● **The request**: Find all lines in the listing that include the word "Debreceni", then copy them.

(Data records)
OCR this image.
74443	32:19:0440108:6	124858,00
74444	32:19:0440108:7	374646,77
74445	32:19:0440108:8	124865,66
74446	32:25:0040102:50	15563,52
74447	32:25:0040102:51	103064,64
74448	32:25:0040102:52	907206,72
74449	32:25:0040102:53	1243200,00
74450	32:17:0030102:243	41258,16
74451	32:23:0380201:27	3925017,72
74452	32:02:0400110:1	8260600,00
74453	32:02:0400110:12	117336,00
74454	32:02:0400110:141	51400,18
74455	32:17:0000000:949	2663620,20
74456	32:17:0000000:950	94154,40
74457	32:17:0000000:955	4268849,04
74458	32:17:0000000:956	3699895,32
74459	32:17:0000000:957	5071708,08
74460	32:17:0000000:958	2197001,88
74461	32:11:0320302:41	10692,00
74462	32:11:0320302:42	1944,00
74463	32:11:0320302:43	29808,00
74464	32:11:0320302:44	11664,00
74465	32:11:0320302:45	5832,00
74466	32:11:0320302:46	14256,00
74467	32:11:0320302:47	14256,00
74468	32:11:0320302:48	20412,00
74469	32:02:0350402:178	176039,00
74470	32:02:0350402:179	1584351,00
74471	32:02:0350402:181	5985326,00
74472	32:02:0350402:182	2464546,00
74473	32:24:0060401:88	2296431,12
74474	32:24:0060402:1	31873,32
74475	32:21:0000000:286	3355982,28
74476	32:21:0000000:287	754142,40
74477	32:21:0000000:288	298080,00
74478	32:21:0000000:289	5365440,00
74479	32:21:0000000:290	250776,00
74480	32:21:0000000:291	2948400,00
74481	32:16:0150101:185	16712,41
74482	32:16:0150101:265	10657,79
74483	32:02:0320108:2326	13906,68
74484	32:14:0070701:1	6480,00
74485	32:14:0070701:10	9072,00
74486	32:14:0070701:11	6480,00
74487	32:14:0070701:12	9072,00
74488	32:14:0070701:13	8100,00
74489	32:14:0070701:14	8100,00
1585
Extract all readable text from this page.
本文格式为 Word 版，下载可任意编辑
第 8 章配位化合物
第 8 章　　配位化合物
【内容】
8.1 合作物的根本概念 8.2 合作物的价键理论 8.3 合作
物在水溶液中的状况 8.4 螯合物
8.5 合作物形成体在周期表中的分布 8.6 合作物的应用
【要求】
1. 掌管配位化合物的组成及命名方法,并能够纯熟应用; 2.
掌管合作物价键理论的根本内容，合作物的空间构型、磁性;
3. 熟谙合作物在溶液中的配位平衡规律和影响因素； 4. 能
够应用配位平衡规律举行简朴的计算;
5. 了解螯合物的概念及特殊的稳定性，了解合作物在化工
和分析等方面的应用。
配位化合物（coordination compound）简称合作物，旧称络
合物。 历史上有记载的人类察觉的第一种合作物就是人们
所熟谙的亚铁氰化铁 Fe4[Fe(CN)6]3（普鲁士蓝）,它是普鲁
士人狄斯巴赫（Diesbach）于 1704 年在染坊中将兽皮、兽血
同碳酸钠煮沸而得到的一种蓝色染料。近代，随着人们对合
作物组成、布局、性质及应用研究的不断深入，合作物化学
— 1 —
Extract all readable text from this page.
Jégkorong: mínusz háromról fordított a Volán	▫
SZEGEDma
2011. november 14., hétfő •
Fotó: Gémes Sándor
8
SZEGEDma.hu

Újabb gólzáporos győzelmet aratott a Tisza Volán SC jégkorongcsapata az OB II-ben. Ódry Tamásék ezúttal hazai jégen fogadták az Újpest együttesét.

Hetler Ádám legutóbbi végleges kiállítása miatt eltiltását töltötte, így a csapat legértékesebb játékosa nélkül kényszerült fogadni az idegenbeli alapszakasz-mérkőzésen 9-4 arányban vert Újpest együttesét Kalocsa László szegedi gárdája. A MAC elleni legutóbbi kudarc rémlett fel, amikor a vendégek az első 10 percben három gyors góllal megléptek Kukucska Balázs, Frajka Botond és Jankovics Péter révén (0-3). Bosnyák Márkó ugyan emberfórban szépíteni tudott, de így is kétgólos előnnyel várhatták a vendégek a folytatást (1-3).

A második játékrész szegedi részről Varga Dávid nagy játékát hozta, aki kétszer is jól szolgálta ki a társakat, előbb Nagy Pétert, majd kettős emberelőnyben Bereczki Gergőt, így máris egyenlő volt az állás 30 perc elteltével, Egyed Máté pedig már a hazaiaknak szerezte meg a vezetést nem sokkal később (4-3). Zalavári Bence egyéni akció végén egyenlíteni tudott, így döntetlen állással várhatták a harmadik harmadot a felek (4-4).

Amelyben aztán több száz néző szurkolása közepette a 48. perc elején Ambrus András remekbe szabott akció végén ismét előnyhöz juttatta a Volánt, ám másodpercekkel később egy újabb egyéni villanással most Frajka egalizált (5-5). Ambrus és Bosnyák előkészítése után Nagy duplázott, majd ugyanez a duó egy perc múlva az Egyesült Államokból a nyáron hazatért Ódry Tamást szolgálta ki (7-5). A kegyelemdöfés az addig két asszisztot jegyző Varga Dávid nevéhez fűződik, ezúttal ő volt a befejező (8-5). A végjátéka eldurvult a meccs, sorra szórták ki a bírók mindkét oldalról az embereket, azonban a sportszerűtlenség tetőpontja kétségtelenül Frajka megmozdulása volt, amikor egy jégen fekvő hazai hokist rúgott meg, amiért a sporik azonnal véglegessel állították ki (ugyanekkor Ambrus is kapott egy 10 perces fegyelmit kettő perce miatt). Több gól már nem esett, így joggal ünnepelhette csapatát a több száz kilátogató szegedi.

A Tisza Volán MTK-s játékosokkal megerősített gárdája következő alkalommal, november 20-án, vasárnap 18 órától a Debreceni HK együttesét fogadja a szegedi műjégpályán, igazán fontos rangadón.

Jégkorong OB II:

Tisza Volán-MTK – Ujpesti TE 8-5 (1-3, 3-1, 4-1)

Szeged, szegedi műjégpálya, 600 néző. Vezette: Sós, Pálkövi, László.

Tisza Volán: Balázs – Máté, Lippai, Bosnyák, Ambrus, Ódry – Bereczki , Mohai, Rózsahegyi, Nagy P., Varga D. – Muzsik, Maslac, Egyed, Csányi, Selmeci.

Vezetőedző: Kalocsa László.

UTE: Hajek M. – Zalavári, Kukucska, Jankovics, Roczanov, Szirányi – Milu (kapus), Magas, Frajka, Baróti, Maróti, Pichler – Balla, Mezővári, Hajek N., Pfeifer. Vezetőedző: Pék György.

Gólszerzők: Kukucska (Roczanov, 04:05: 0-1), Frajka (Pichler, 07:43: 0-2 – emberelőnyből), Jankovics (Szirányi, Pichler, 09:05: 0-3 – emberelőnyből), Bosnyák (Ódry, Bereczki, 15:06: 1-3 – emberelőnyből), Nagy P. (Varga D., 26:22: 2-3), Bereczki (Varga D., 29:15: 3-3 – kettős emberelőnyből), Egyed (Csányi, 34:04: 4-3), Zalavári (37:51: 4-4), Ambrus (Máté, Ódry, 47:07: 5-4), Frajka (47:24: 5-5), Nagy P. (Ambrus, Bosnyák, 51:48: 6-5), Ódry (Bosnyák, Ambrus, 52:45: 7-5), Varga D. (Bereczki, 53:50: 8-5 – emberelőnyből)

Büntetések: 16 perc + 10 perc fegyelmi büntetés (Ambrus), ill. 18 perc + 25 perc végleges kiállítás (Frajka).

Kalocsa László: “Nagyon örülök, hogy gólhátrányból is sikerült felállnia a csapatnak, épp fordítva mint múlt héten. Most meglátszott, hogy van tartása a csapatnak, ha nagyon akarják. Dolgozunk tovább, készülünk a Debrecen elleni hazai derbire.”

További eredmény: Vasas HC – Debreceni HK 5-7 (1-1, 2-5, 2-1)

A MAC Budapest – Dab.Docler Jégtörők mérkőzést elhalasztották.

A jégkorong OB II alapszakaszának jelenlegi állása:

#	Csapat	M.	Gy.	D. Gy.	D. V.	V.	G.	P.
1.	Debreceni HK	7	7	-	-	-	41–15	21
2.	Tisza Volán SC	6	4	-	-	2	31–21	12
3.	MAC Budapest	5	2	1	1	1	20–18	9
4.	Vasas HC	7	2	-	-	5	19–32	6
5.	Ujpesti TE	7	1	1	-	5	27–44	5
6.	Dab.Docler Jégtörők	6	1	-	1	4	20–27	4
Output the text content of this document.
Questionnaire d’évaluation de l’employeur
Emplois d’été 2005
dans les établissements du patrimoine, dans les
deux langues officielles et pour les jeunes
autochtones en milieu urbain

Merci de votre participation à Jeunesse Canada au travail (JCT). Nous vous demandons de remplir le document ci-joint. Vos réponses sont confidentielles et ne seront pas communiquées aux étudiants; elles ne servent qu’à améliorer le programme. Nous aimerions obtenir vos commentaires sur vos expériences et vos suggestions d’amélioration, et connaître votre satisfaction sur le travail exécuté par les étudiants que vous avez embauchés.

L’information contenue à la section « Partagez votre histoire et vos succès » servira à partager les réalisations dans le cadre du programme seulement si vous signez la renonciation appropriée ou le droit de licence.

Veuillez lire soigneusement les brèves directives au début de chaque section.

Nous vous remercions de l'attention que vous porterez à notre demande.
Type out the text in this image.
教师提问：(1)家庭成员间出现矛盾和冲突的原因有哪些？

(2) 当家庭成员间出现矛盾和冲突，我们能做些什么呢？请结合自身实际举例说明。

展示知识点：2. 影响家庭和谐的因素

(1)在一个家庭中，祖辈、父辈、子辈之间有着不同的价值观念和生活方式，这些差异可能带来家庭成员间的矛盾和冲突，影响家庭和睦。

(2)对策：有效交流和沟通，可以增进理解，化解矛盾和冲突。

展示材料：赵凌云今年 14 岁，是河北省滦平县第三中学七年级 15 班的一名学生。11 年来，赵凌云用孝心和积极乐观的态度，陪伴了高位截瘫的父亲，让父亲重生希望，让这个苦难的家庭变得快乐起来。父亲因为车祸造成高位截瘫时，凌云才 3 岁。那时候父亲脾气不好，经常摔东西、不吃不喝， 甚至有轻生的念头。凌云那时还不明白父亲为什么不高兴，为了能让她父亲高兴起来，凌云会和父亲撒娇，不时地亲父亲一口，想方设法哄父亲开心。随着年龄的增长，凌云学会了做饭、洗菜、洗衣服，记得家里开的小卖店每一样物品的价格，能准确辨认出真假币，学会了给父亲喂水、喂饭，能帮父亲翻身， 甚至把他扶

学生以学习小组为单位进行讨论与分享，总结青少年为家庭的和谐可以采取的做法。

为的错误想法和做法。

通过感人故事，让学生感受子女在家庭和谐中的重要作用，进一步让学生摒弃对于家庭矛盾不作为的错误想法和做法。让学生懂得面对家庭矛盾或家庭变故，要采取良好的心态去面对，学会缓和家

● **Exercise response**:
A Tisza Volán MTK-s játékosokkal megerősített gárdája következő alkalommal, november 20-án, vasárnap 18 órától a Debreceni HK együttesét fogadja a szegedi műjégpályán, igazán fontos rangadón.
További eredmény: Vasas HC – Debreceni HK 5-7 (1-1, 2-5, 2-1)
1.	Debreceni HK	7	7	-	-	-	41–15	21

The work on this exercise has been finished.